# EXTRACT TO READ:
A 52-year-old man developed the left Wallenberg syndrome. The examination revealed a dissecting aneurysm of the left VA with a large thrombus (Fig. 71–3).


The patient underwent OA–PICA bypass with trapping of the left VA in the subacute stage. At this point, there was no dissection found in the right VA. He was discharged from the hospital on foot with remaining left Wallenberg syndrome. Four months later, he was brought in the hospital with decreased consciousness and was found to have a highly stenotic right VA. The consciousness level improved with medical treatment; however, the single photon emission computed tomography (SPECT) examination revealed highly decreased blood flow in the entire posterior fossa. In the subacute stage this time also, a V3–RA–P2 bypass plus OA–PICA bypass surgery was performed.

# SUPPLIED MATERIAL:

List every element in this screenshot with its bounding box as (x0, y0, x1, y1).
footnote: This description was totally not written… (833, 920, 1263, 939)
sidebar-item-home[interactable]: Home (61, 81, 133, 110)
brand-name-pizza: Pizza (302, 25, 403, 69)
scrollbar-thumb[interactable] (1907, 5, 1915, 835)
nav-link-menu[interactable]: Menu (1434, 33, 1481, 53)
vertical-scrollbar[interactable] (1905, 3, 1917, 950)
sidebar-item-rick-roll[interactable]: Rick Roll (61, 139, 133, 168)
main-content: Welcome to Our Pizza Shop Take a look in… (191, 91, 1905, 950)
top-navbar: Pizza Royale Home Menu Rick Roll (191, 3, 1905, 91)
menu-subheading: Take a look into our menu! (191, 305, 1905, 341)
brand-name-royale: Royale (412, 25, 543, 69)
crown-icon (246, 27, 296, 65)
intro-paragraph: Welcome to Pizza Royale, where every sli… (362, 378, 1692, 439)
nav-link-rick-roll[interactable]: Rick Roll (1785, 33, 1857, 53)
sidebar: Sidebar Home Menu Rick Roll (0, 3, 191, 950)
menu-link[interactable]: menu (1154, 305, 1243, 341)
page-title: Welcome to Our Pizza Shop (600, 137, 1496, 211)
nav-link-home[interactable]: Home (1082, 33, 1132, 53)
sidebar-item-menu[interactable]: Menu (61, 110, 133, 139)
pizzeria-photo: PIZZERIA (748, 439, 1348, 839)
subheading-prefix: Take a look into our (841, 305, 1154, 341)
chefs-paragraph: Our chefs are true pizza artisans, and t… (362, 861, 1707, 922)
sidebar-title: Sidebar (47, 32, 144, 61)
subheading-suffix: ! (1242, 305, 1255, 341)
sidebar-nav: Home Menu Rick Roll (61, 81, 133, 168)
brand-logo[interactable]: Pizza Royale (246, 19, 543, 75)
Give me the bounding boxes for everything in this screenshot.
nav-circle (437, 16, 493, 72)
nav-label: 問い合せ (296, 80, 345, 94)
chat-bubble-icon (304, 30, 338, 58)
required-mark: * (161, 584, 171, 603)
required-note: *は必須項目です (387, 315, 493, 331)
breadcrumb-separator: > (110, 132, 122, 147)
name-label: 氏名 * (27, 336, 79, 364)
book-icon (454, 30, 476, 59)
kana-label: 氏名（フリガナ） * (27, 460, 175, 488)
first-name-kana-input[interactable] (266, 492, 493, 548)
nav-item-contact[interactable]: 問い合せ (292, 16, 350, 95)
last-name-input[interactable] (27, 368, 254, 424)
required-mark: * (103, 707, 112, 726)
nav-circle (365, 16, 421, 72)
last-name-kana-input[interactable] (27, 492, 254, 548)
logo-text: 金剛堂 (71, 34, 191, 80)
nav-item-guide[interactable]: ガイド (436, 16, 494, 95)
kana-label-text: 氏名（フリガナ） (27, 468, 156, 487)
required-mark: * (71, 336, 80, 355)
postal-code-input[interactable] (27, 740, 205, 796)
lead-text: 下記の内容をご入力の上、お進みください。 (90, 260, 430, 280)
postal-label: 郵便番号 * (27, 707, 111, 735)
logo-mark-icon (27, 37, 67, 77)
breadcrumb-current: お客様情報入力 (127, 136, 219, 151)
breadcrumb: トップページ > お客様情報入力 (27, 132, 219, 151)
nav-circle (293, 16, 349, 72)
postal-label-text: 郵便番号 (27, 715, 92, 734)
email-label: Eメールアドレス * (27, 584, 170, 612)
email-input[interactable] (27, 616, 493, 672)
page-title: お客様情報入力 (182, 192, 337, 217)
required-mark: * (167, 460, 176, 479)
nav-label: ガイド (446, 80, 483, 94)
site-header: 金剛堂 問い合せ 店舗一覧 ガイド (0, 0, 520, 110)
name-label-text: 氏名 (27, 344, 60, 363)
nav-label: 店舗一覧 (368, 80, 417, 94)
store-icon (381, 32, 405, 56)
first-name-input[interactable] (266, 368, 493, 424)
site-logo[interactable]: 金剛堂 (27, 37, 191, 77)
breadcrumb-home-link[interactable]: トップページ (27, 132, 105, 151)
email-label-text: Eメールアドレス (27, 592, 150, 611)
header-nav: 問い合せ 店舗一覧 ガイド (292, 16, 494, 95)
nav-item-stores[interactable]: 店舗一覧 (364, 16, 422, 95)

# WORK TASK A:
In the case of the 52-year-old man, how long after his discharge was he brought back to the hospital with decreased consciousness?
# WORK TASK B:
Please write the next part of the case of the 52-year-old man, starting after its last sentence.

# RESULT A:
Four months later.

# RESULT B:
Surgical Technique


This bypass is composed of nine steps:


1. Preparation of the STA and OA pedicle and radial artery graft


2. Exposure of the V3 segment


3. Combined transpetrosal (retrolabyrynthine presigmoid) craniotomy


4. Exposure of the PCA


5. STA–SCA anastomosis


6. P2–RA anastomosis (distal suture)


7. Introduction of the RA graft to the extracranial VA and RA–V3 anastomosis (proximal suture)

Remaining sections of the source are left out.